Work to complete: Rewrite the monarch caterpillar text from "Big, striped, and" up to and including "formidable caterpillar form.", substituting "pale-green" for "jade-green".

Text shown:
════════════════
Mr. Saturday Night was an adventurous monarch caterpillar given to escapist feats. Placed in a jar for his own protection against winged predators, he had a penchant for wriggling out air holes and heading on down the highway, or at least the end of the shelf.

Big, striped, and saucy, that boy had a way about him.   Nobody could put down a milkweed leaf like he could.

And he is gone.

Yesterday, after hanging upside down for about a day, he sloughed his skin and disappeared into a jade-green chrysalis about one-third the size of his formerly formidable caterpillar form.

The root meaning of metaphor is to transfer, carry over or across.  Metamorphosis is to change, or transform.  Metamorphosis has always been a florid metaphor for human transformation.

We all know the story of the caterpillar and the chrysalis –  monarch butterflies are beloved for their beauty, their shape-shifting, and their migratory bent.  To me, they represent a life-long interest.  When young myself, I witnessed the same journey I now see again in Mr. Saturday Night and five of his closest friends.

Everyone sees what they will.  After years of troubling divorce and continuing instability, the permanence of the change in Mr. Saturday Night – his reduction to goo,  his sturdy reliance on unshakeable instinct to lead him forward – leave a deep impression on me.

Prior form is utterly gone – we have the shed skin to prove it.  Yet he survives, interior, contained, and changing.  His instinct, our faith,  he needs only to endure and follow his path to the sky.

At their age, my children are saddened by the disappearance of these beautiful caterpillars, they wonder at the change – and wait to see if nature holds good on the promise.  I do too.
════════════════
Material:
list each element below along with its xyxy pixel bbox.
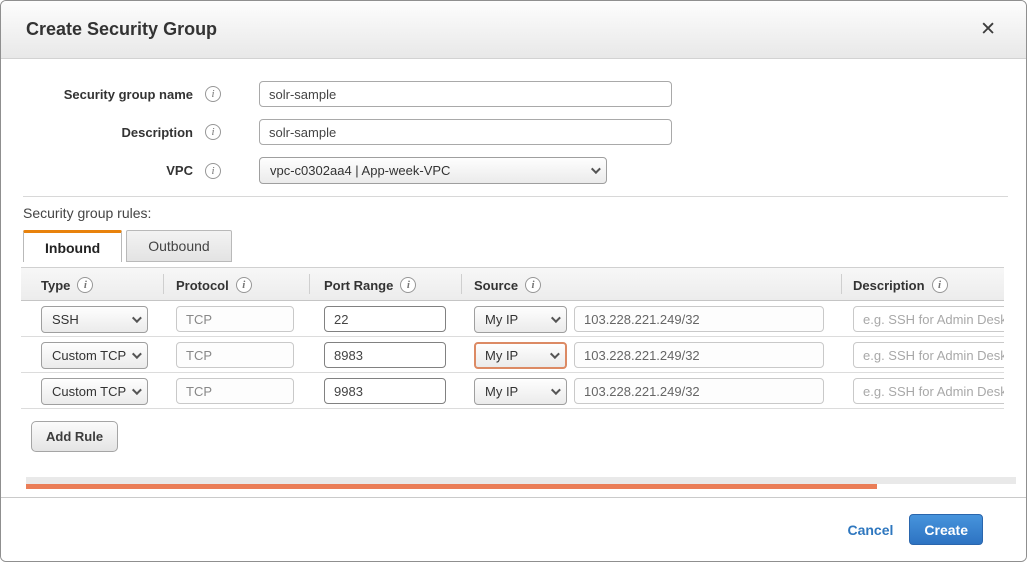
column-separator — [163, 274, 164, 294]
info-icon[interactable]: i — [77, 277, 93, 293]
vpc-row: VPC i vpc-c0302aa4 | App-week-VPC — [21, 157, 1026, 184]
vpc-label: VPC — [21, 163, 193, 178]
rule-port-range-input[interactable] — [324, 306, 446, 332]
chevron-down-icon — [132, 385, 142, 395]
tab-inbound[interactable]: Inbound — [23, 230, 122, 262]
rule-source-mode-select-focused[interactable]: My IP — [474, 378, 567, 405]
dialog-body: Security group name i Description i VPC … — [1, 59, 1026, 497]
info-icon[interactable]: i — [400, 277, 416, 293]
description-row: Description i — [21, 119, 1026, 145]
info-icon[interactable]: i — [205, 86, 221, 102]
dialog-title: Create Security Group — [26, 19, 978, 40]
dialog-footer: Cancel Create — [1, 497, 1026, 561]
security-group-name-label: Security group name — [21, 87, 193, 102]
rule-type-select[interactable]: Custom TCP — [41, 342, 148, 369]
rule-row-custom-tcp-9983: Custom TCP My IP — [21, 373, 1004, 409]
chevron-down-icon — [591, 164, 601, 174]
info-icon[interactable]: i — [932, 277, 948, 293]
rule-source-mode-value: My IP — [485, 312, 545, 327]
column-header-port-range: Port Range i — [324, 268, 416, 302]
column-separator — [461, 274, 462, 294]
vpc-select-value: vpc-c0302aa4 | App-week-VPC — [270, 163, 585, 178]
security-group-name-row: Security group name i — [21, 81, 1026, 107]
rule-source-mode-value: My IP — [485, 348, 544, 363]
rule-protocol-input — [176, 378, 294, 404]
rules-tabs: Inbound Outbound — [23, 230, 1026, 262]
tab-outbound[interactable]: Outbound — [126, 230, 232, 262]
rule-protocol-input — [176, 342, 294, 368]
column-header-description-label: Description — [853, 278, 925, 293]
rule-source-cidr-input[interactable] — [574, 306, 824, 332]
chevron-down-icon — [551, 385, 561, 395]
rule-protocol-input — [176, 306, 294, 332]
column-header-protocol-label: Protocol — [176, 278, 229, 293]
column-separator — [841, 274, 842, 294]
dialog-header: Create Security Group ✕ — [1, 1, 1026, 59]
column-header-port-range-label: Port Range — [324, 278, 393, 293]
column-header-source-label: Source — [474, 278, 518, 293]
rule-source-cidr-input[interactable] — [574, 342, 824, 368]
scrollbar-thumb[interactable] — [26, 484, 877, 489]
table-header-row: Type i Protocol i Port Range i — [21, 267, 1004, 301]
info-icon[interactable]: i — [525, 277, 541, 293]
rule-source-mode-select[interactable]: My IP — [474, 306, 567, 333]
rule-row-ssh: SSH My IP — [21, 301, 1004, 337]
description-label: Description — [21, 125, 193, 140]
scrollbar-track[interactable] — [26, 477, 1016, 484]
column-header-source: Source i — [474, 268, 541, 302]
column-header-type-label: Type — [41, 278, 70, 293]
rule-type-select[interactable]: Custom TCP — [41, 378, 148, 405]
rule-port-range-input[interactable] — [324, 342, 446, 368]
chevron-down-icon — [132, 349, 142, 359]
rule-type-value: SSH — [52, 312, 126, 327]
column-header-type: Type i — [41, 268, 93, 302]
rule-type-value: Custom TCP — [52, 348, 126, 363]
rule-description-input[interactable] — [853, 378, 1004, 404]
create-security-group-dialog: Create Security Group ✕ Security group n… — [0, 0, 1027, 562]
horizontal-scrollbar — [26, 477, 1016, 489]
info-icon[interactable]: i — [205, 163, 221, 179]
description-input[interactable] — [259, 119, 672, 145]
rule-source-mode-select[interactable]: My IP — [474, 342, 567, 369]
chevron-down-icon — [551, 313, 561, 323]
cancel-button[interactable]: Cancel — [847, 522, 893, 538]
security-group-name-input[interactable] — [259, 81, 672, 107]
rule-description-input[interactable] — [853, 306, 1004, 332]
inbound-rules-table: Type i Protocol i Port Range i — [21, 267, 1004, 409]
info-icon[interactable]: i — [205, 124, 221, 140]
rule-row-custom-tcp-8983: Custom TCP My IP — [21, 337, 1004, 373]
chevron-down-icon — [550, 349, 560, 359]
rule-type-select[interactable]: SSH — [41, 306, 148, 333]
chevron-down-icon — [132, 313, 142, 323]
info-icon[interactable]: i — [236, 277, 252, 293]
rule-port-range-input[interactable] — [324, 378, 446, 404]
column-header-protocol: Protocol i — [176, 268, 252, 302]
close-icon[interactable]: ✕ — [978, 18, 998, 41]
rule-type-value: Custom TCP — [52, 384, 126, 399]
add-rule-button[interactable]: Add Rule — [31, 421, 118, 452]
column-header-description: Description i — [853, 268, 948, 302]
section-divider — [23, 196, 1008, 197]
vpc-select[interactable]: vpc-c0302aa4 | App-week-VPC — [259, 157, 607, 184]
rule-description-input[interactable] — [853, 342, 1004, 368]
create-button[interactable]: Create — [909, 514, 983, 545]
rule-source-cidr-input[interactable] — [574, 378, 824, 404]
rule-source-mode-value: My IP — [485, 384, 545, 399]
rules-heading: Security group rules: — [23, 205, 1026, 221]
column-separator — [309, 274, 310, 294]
════════════════
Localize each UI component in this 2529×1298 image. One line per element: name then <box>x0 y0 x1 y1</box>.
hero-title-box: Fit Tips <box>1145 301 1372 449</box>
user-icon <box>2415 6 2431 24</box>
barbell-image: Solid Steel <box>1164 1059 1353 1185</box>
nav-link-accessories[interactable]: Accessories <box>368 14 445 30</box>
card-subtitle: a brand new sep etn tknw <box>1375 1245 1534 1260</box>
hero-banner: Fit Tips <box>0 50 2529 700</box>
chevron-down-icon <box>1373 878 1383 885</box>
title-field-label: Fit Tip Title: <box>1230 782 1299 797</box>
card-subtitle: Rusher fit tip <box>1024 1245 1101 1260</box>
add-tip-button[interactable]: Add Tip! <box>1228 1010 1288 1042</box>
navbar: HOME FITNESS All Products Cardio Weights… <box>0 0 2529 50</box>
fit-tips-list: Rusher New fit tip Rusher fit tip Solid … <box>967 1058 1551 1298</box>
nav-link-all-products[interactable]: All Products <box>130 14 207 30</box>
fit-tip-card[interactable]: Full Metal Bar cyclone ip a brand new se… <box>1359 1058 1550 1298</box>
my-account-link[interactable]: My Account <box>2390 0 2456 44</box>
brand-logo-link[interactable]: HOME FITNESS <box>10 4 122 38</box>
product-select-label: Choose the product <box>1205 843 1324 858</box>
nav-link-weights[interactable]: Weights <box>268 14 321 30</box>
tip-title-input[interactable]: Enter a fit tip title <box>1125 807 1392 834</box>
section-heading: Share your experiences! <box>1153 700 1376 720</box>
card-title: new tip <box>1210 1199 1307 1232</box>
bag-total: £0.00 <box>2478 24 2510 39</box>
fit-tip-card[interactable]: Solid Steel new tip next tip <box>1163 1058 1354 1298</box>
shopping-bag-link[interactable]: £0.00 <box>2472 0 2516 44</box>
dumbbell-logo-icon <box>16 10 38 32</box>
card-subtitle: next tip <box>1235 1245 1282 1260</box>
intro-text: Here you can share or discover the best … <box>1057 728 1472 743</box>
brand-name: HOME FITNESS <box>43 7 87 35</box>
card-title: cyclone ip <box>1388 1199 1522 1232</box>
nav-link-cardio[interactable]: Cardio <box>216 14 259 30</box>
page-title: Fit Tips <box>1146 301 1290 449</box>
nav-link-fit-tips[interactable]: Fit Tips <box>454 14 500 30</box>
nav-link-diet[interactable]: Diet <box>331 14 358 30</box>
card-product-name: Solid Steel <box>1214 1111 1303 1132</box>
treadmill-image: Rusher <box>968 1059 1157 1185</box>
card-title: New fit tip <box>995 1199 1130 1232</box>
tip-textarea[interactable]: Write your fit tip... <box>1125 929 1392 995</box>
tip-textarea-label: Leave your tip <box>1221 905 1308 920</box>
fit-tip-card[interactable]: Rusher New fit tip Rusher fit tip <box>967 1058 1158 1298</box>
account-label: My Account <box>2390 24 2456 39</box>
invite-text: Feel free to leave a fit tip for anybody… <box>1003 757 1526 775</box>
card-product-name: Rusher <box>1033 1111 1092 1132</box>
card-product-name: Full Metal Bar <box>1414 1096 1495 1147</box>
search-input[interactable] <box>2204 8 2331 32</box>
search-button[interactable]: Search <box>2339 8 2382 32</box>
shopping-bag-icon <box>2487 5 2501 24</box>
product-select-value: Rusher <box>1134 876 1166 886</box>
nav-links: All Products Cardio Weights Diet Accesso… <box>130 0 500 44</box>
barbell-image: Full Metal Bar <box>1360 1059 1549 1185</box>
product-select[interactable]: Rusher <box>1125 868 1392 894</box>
════════════════
Solution to this task:
Big, striped, and saucy, that boy had a way about him.   Nobody could put down a milkweed leaf like he could.

And he is gone.

Yesterday, after hanging upside down for about a day, he sloughed his skin and disappeared into a pale-green chrysalis about one-third the size of his formerly formidable caterpillar form.